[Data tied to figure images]
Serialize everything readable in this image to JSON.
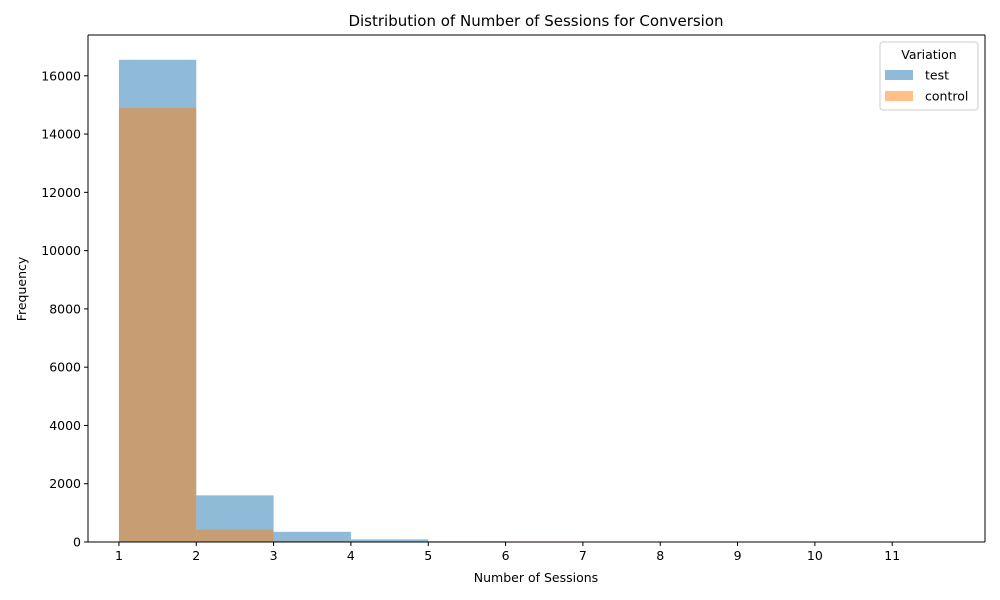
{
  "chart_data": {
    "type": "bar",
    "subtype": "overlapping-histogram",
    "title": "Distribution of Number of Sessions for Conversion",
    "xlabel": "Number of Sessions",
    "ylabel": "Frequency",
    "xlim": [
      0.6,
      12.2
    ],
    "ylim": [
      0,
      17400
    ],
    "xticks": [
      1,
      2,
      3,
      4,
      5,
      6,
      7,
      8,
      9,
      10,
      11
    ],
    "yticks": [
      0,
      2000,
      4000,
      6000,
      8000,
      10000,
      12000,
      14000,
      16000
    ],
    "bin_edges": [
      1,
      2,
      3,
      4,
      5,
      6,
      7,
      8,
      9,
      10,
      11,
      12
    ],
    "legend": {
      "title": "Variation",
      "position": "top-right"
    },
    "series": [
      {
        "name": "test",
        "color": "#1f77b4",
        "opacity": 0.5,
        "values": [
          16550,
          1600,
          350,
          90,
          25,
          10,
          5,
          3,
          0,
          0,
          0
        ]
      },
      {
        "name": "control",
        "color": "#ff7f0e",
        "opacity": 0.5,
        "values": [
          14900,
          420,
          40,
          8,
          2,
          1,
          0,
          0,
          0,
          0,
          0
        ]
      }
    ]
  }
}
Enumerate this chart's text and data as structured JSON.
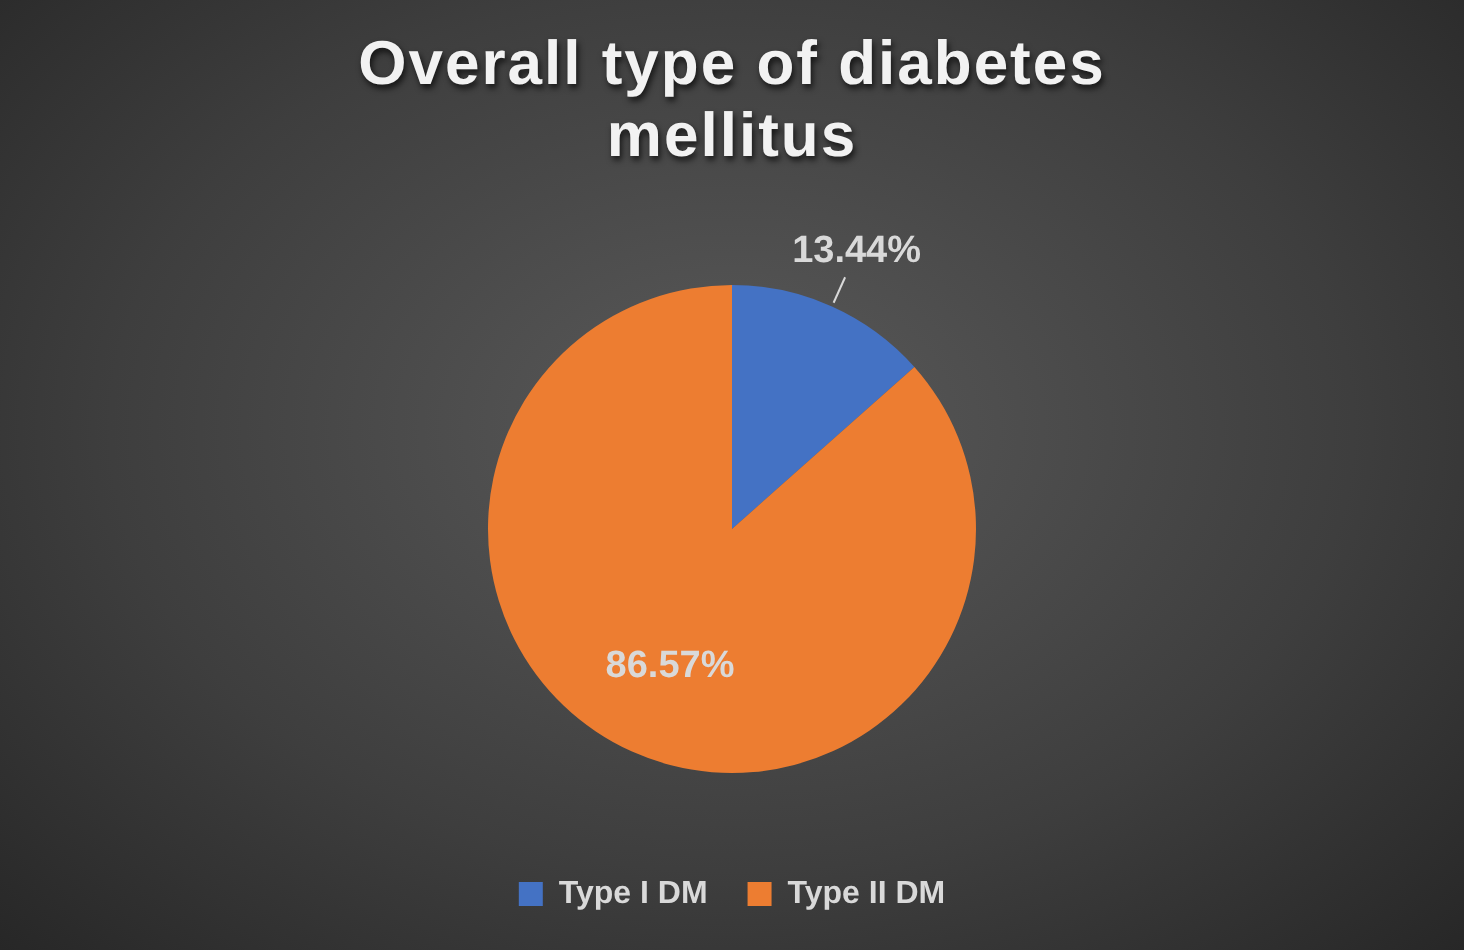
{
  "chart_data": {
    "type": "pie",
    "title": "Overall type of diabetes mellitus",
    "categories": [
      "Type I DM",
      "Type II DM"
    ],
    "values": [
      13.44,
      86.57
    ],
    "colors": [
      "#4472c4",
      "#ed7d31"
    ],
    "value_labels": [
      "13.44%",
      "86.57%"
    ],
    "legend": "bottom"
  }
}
==
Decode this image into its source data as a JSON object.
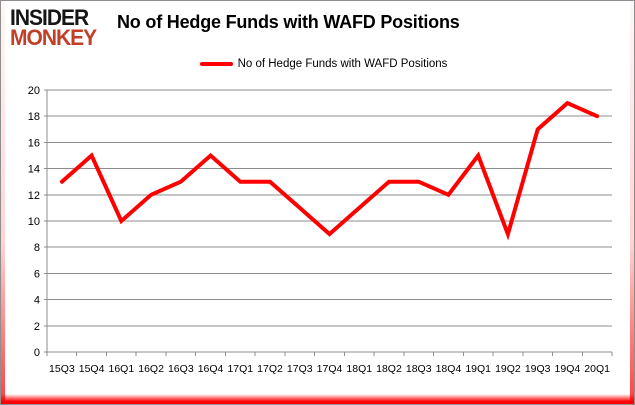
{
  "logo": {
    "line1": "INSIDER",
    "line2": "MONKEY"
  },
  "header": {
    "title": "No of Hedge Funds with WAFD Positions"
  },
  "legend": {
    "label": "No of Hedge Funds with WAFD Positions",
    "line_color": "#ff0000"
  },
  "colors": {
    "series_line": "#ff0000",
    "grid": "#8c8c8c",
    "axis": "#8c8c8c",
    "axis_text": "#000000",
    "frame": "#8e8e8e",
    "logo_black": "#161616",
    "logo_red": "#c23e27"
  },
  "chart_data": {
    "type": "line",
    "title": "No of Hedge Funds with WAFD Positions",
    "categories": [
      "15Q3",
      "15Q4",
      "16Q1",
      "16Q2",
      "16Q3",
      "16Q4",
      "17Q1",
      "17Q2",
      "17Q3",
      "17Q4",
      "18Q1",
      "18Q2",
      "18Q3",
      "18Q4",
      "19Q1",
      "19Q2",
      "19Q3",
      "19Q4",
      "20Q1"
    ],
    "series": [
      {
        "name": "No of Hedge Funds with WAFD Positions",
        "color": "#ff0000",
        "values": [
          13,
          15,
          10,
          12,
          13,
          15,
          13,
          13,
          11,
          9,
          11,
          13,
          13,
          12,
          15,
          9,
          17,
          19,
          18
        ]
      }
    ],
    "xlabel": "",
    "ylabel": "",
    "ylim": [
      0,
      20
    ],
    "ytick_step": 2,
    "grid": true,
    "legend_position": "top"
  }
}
...
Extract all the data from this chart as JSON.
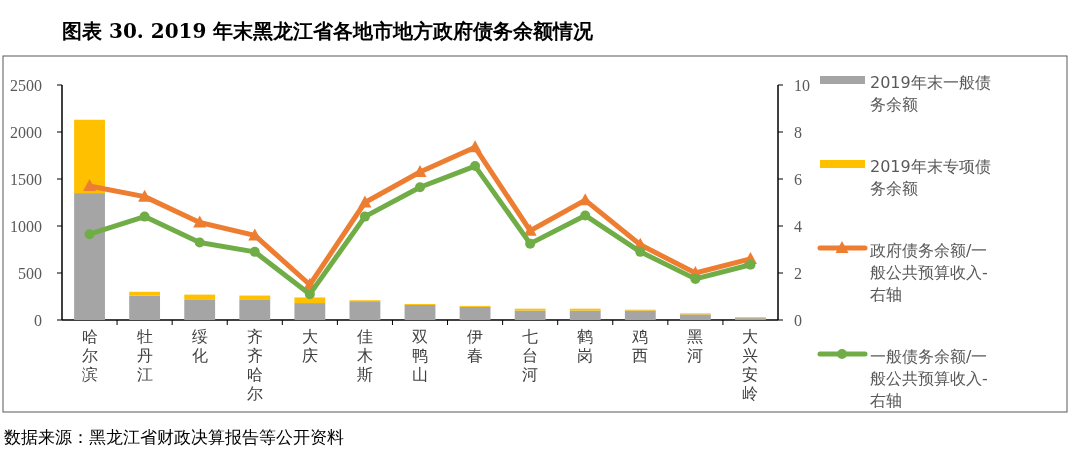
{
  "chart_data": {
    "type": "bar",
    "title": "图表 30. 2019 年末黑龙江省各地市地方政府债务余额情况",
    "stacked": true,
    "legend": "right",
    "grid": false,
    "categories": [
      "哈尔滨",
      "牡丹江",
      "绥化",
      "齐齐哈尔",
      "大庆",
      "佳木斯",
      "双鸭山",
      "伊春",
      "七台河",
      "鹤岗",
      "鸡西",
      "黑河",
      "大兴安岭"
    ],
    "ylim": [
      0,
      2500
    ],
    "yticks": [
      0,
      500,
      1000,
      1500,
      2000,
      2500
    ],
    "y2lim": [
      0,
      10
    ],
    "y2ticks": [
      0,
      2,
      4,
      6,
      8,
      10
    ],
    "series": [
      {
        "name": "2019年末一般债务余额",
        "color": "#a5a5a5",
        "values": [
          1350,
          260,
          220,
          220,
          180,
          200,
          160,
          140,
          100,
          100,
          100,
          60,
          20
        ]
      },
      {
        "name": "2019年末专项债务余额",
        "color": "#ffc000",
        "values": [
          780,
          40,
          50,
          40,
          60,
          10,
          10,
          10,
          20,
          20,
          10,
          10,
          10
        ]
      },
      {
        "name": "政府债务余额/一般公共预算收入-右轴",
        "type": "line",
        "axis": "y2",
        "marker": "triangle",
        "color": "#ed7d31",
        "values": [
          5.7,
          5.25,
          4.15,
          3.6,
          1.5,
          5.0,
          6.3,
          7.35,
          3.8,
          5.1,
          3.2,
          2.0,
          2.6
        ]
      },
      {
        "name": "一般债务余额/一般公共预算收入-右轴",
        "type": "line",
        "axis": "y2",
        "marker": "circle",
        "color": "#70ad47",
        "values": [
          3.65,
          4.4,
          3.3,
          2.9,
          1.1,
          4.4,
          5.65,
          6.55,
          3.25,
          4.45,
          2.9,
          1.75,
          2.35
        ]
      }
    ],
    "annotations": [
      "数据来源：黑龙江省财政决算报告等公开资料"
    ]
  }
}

**Goal:** Determine how many lines of the entries above carry the string "title", and give that number alone.

**Output for this task:** 6